THE EXERCISE:
Below, find each line holding "Rainfall" and state how many there are, using the number alone.

>> Start INPUT ROWS

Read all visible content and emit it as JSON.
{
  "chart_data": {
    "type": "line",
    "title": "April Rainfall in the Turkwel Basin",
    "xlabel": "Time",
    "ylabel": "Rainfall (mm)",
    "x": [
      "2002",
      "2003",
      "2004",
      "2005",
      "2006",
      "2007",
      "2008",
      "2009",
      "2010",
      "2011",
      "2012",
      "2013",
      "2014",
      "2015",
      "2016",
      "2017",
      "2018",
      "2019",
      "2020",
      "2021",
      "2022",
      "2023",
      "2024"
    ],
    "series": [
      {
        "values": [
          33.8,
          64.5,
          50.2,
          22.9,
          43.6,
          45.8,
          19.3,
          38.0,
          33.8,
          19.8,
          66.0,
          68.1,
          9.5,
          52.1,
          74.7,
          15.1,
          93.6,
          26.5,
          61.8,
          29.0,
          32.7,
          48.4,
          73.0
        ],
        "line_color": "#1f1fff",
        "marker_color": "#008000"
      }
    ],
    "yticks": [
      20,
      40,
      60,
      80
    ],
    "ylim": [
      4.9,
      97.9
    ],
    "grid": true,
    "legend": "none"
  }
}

>> End INPUT ROWS

FULL RESPONSE:
2